### Set problem
Restate the whole listing exactly.
════════════════════
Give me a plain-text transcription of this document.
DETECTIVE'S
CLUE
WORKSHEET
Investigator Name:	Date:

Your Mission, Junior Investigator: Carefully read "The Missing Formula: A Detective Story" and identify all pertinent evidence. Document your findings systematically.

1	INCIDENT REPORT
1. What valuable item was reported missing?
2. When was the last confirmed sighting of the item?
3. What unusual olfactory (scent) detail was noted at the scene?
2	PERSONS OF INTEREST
════════════════════
### Exercise answer
Give me a plain-text transcription of this document.
DETECTIVE'S
CLUE
WORKSHEET
Investigator Name:	Date:

Your Mission, Junior Investigator: Carefully read "The Missing Formula: A Detective Story" and identify all pertinent evidence. Document your findings systematically.

1	INCIDENT REPORT
1. What valuable item was reported missing?
2. When was the last confirmed sighting of the item?
3. What unusual olfactory (scent) detail was noted at the scene?
2	PERSONS OF INTEREST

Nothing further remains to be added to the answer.